INFORMATION SHOWN:
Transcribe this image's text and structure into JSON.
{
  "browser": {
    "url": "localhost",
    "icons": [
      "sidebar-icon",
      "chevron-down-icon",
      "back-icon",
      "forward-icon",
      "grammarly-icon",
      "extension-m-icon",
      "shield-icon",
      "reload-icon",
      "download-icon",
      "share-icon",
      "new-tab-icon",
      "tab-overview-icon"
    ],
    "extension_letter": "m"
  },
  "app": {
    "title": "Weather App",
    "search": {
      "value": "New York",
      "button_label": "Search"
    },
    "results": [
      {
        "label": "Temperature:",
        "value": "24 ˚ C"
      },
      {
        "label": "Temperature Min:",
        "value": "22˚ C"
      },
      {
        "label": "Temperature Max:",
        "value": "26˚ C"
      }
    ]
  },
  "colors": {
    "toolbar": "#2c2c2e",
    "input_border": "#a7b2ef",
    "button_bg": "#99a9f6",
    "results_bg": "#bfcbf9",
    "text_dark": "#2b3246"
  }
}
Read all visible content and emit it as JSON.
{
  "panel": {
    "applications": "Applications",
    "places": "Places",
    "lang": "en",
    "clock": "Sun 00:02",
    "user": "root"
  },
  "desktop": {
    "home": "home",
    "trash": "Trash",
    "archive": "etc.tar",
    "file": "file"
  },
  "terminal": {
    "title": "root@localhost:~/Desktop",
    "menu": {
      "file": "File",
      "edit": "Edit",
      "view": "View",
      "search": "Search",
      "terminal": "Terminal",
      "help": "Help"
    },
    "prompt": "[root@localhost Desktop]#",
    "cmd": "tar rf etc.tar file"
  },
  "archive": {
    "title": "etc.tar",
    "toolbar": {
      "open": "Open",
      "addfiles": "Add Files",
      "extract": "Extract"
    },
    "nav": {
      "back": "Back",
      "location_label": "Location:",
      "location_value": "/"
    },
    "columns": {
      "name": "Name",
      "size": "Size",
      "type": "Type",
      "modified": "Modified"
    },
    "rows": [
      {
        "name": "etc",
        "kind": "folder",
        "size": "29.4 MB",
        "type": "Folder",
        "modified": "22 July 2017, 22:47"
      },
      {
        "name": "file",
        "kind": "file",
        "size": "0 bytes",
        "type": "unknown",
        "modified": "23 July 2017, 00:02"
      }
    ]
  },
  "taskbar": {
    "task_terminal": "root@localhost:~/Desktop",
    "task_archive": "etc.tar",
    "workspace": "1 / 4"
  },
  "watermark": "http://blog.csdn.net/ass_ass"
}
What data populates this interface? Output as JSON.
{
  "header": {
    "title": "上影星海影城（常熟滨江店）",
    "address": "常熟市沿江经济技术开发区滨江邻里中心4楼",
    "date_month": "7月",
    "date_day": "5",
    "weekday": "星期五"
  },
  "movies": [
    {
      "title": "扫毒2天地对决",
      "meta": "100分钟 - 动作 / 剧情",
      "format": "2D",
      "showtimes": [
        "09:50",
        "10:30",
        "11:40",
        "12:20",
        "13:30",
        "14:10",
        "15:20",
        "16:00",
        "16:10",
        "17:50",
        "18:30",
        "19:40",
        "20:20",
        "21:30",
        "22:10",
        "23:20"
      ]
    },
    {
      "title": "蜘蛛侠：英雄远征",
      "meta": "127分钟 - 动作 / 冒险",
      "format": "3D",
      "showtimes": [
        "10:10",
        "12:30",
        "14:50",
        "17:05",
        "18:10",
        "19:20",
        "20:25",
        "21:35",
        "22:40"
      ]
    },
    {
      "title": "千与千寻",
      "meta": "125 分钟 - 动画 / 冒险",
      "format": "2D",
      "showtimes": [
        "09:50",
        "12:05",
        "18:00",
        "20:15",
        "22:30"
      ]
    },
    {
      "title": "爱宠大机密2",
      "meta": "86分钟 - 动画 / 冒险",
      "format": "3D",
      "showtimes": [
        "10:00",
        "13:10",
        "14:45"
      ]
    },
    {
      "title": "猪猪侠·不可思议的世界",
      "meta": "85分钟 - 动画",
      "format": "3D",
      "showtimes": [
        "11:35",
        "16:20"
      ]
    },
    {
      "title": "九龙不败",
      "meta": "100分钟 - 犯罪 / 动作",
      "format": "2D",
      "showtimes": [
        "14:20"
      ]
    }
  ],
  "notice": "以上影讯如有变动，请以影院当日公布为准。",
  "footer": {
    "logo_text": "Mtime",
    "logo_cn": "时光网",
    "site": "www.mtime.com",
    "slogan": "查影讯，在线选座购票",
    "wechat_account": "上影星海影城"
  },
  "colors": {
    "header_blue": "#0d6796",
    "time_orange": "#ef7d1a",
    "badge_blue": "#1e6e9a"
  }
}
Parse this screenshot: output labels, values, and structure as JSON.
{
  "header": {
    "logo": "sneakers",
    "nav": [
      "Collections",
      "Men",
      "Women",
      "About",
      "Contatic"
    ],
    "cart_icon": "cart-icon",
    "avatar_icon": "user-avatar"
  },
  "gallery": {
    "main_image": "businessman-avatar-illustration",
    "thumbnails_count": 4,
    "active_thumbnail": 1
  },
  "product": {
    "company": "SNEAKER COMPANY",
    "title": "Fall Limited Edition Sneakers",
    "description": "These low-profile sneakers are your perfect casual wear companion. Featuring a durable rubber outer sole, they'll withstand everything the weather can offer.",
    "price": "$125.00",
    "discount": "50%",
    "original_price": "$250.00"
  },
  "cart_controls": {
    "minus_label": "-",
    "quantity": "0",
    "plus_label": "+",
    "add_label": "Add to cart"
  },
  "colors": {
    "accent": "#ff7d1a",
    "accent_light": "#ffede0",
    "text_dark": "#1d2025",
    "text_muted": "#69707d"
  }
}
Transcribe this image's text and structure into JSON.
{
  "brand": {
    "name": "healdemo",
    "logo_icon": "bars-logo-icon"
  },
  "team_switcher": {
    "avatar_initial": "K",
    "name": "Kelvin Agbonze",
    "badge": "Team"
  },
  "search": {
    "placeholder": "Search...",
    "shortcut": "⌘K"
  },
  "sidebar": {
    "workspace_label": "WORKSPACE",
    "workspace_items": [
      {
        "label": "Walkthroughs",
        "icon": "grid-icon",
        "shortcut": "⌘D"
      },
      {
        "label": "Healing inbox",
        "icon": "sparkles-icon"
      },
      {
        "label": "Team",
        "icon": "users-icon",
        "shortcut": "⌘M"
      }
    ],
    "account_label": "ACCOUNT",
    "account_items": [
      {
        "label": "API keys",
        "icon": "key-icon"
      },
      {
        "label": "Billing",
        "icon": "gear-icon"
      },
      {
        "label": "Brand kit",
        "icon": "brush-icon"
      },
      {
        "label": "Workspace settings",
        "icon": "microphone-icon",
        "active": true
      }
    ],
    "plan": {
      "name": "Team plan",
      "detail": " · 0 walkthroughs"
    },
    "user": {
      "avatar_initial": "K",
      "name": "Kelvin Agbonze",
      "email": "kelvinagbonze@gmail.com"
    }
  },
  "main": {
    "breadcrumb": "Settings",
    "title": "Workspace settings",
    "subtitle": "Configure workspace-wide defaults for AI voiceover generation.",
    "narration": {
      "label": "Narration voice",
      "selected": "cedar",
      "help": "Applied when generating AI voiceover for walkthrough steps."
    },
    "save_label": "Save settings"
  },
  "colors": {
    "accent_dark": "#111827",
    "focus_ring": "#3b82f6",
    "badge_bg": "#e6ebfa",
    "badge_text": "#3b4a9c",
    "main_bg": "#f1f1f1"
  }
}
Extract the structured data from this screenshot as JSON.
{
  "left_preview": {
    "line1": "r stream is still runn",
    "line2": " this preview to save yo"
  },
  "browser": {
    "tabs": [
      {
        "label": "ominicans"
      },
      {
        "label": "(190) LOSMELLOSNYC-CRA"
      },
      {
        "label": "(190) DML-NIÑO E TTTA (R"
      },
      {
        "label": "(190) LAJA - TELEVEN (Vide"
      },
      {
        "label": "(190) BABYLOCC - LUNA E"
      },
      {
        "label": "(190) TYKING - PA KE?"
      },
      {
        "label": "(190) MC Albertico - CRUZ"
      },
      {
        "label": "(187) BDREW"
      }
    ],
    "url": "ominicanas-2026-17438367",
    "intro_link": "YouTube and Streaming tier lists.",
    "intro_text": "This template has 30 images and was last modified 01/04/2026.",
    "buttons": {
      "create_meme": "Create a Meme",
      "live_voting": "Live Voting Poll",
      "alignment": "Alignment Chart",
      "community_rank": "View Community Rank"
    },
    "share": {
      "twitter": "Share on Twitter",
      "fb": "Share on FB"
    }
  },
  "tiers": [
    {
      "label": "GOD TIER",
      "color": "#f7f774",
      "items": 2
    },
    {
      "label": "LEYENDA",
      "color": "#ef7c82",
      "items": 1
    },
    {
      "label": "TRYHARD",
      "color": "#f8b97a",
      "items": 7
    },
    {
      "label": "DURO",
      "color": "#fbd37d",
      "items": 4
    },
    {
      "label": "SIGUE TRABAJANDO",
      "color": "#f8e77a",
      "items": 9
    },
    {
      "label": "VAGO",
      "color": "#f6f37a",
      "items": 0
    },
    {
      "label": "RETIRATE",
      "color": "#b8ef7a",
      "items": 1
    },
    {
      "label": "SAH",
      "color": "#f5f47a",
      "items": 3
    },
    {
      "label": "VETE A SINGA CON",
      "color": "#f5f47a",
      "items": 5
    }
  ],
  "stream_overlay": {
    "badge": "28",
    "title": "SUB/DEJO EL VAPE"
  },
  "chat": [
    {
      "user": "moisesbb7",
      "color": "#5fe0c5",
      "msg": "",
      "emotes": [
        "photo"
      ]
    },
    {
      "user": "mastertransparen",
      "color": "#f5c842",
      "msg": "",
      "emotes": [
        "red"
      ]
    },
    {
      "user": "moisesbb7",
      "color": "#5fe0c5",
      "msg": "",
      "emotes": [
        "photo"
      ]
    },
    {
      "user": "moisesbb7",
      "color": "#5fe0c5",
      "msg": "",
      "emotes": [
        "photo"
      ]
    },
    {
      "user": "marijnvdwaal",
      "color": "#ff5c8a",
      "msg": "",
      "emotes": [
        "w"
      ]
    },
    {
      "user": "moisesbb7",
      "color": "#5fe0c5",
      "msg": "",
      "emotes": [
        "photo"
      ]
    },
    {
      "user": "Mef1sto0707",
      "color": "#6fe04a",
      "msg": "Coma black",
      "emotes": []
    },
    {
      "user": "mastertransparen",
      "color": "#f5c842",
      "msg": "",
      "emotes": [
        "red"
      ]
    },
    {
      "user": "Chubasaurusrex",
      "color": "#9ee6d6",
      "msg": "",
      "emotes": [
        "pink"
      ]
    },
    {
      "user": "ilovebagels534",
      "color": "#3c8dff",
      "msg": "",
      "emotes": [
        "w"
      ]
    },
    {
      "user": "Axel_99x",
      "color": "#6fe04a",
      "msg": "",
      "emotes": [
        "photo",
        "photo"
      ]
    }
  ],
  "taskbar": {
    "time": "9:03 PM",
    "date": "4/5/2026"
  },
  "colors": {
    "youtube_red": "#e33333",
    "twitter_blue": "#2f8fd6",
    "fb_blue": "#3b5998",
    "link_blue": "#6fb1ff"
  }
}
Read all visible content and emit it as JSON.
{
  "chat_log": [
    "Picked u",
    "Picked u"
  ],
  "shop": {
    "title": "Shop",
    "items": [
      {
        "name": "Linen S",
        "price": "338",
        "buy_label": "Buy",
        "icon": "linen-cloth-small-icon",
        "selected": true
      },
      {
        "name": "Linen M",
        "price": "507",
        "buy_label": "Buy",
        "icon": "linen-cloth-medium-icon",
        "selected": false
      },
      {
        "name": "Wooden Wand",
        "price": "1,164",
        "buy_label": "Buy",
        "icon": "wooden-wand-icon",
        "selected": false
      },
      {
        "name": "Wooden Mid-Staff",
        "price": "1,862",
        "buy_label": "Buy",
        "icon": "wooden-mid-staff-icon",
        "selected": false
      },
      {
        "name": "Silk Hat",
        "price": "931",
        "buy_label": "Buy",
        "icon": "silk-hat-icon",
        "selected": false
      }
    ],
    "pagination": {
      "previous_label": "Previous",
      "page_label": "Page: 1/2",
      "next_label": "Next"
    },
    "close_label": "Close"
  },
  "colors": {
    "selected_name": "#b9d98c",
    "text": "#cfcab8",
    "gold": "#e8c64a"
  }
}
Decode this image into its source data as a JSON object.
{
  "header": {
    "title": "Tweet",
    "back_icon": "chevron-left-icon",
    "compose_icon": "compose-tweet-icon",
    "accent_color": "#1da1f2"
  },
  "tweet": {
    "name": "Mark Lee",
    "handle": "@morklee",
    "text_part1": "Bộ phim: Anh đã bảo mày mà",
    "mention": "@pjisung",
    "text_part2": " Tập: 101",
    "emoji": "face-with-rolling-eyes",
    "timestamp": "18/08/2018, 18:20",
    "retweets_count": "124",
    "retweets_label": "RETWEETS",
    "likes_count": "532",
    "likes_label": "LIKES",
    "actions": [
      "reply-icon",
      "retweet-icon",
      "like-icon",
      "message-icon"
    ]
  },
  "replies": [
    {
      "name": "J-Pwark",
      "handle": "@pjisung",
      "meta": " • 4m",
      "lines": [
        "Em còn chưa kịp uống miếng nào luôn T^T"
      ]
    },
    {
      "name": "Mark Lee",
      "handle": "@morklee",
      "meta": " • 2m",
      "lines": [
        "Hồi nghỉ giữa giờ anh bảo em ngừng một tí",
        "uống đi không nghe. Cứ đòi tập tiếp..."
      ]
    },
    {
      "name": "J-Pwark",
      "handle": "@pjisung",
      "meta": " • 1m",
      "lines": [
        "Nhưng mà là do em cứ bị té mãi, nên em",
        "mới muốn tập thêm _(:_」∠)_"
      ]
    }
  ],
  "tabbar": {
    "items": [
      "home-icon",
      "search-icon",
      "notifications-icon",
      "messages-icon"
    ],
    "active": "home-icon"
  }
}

TASK GOAL: Repeat only the lines from the one holding "Decode this image" through the last line of the data.

TASK RESPONSE:
Decode this image into its source data as a JSON object.
{
  "header": {
    "title": "Tweet",
    "back_icon": "chevron-left-icon",
    "compose_icon": "compose-tweet-icon",
    "accent_color": "#1da1f2"
  },
  "tweet": {
    "name": "Mark Lee",
    "handle": "@morklee",
    "text_part1": "Bộ phim: Anh đã bảo mày mà",
    "mention": "@pjisung",
    "text_part2": " Tập: 101",
    "emoji": "face-with-rolling-eyes",
    "timestamp": "18/08/2018, 18:20",
    "retweets_count": "124",
    "retweets_label": "RETWEETS",
    "likes_count": "532",
    "likes_label": "LIKES",
    "actions": [
      "reply-icon",
      "retweet-icon",
      "like-icon",
      "message-icon"
    ]
  },
  "replies": [
    {
      "name": "J-Pwark",
      "handle": "@pjisung",
      "meta": " • 4m",
      "lines": [
        "Em còn chưa kịp uống miếng nào luôn T^T"
      ]
    },
    {
      "name": "Mark Lee",
      "handle": "@morklee",
      "meta": " • 2m",
      "lines": [
        "Hồi nghỉ giữa giờ anh bảo em ngừng một tí",
        "uống đi không nghe. Cứ đòi tập tiếp..."
      ]
    },
    {
      "name": "J-Pwark",
      "handle": "@pjisung",
      "meta": " • 1m",
      "lines": [
        "Nhưng mà là do em cứ bị té mãi, nên em",
        "mới muốn tập thêm _(:_」∠)_"
      ]
    }
  ],
  "tabbar": {
    "items": [
      "home-icon",
      "search-icon",
      "notifications-icon",
      "messages-icon"
    ],
    "active": "home-icon"
  }
}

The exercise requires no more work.